## Exercise instructions
Report only the number of lines in this material that include "text".

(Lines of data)
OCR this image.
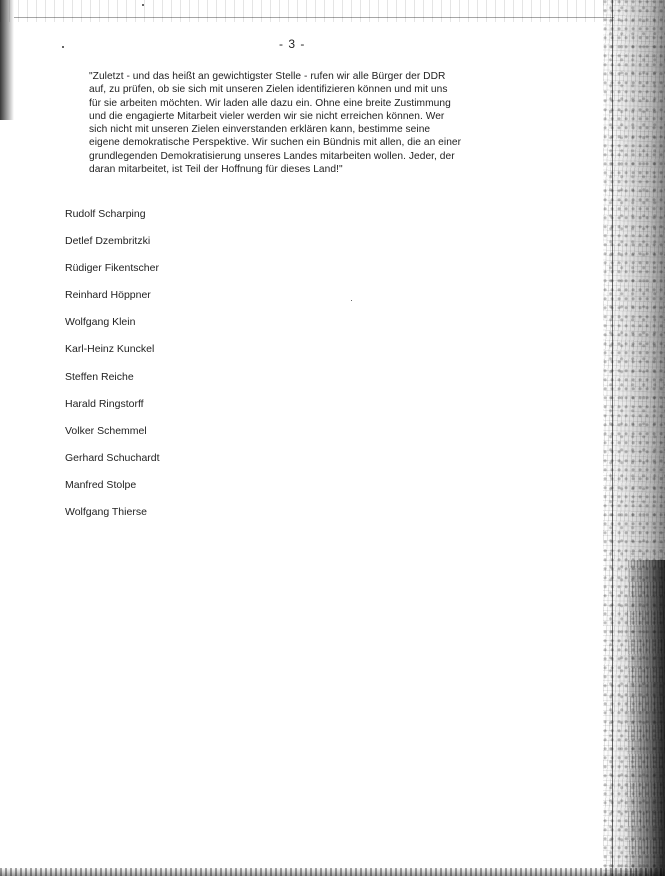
- 3 -
"Zuletzt - und das heißt an gewichtigster Stelle - rufen wir alle Bürger der DDR
auf, zu prüfen, ob sie sich mit unseren Zielen identifizieren können und mit uns
für sie arbeiten möchten. Wir laden alle dazu ein. Ohne eine breite Zustimmung
und die engagierte Mitarbeit vieler werden wir sie nicht erreichen können. Wer
sich nicht mit unseren Zielen einverstanden erklären kann, bestimme seine
eigene demokratische Perspektive. Wir suchen ein Bündnis mit allen, die an einer
grundlegenden Demokratisierung unseres Landes mitarbeiten wollen. Jeder, der
daran mitarbeitet, ist Teil der Hoffnung für dieses Land!"
Rudolf Scharping
Detlef Dzembritzki
Rüdiger Fikentscher
Reinhard Höppner
Wolfgang Klein
Karl-Heinz Kunckel
Steffen Reiche
Harald Ringstorff
Volker Schemmel
Gerhard Schuchardt
Manfred Stolpe
Wolfgang Thierse
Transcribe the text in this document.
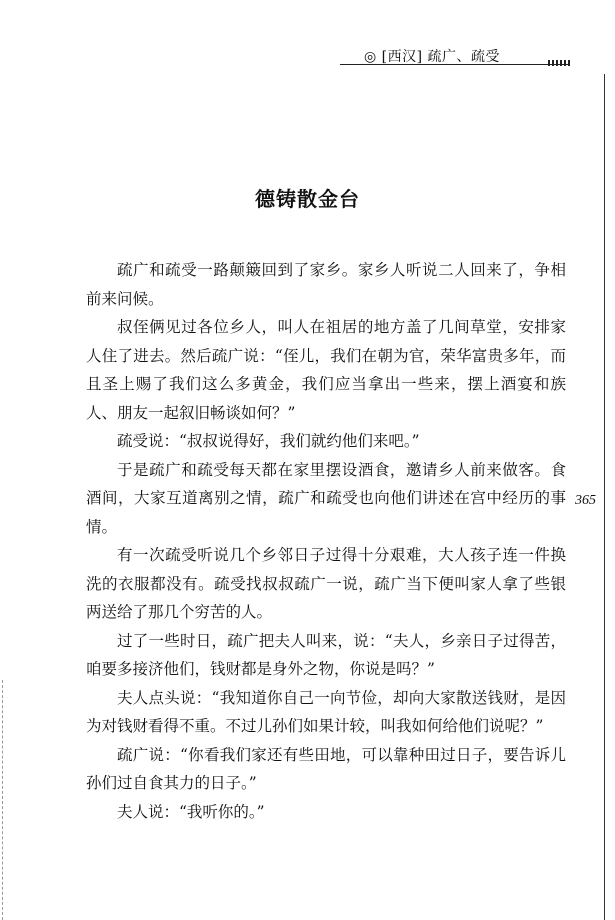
◎ [西汉] 疏广、疏受
365
德铸散金台

疏广和疏受一路颠簸回到了家乡。家乡人听说二人回来了，争相前来问候。

叔侄俩见过各位乡人，叫人在祖居的地方盖了几间草堂，安排家人住了进去。然后疏广说：“侄儿，我们在朝为官，荣华富贵多年，而且圣上赐了我们这么多黄金，我们应当拿出一些来，摆上酒宴和族人、朋友一起叙旧畅谈如何？”

疏受说：“叔叔说得好，我们就约他们来吧。”

于是疏广和疏受每天都在家里摆设酒食，邀请乡人前来做客。食酒间，大家互道离别之情，疏广和疏受也向他们讲述在宫中经历的事情。

有一次疏受听说几个乡邻日子过得十分艰难，大人孩子连一件换洗的衣服都没有。疏受找叔叔疏广一说，疏广当下便叫家人拿了些银两送给了那几个穷苦的人。

过了一些时日，疏广把夫人叫来，说：“夫人，乡亲日子过得苦，咱要多接济他们，钱财都是身外之物，你说是吗？”

夫人点头说：“我知道你自己一向节俭，却向大家散送钱财，是因为对钱财看得不重。不过儿孙们如果计较，叫我如何给他们说呢？”

疏广说：“你看我们家还有些田地，可以靠种田过日子，要告诉儿孙们过自食其力的日子。”

夫人说：“我听你的。”
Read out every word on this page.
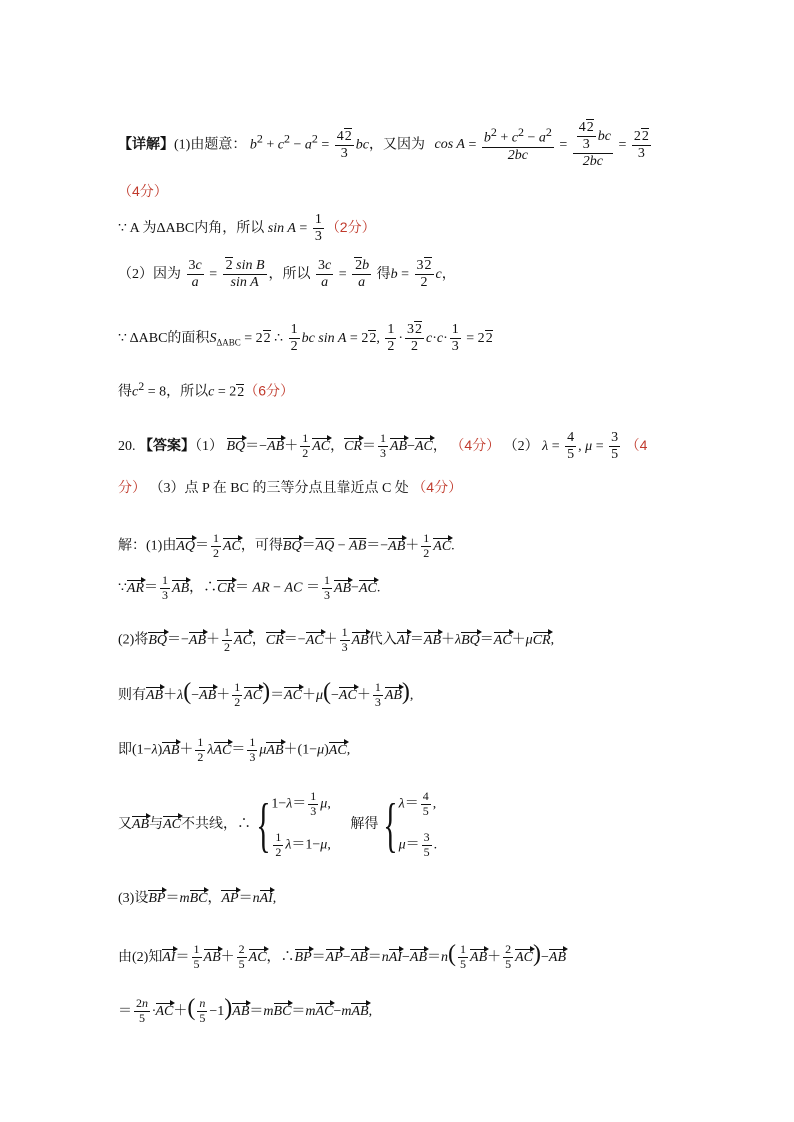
【详解】(1)由题意： $b^2 + c^2 - a^2 = \frac{42}{3}$ bc，又因为 $\cos A = \frac{b^2 + c^2 - a^2}{2bc} = \frac{\frac{42}{3} bc}{2bc} = \frac{22}{3}$
（4分）
∵ A 为ΔABC内角，所以 $\sin A = \frac{1}{3} (2$分）
（2）因为 $\frac{3c}{a} = \frac{\text{2 sin B}}{\text{sin A}}$ ，所以 $\frac{3c}{a} = \frac{2b}{a}$ 得$b = \frac{32}{2}$ c，
∵ ΔABC的面积$S_{\Delta ABC} = 22$ ∴ $\frac{1}{2}$ bc sin A = 22, $\frac{1}{2} \cdot \frac{32}{2} c\cdot c\cdot \frac{1}{3} = 22$
得$c^2 = 8$，所以c = 22（6分）
20. 【答案】（1） $BQ=-AB+ \frac{1}{2}$ AC，$CR= \frac{1}{3} AB-AC$， （4分） （2） $\lambda = \frac{4}{5}$ , $\mu = \frac{3}{5} (4$
分） （3）点 P 在 BC 的三等分点且靠近点 C 处 （4分）
解：(1)由$AQ= \frac{1}{2}$ AC，可得$BQ=\overline{AQ} - \overline{AB}=-AB+ \frac{1}{2}$ AC.
∵AR＝ $\frac{1}{3}$ AB，∴CR＝ AR − AC ＝ $\frac{1}{3} AB-AC$.
(2)将$BQ=-AB+ \frac{1}{2}$ AC，$CR=-AC+ \frac{1}{3}$ AB代入AI＝AB＋λBQ＝AC＋μCR,
则有$AB+\lambda(-AB+ \frac{1}{2} AC)=AC+\mu(-AC+ \frac{1}{3} AB)$,
即$(1-\lambda)AB+ \frac{1}{2} \lambda AC= \frac{1}{3} \mu AB+(1-\mu)AC$,
又AB与AC不共线，∴ { $1-\lambda= \frac{1}{3} \mu$,
$\frac{1}{2} \lambda=1-\mu$,
解得 { $\lambda= \frac{4}{5}$ ,
$\mu= \frac{3}{5}$ .
(3)设BP＝mBC，AP＝nAI,
由(2)知$AI= \frac{1}{5} AB+ \frac{2}{5}$ AC，∴BP＝AP−AB＝nAI−AB＝n( $\frac{1}{5} AB+ \frac{2}{5} AC)-AB$
＝ $\frac{2n}{5} \cdot AC+( \frac{n}{5} -1)AB=mBC=mAC-mAB$,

## Written solution
2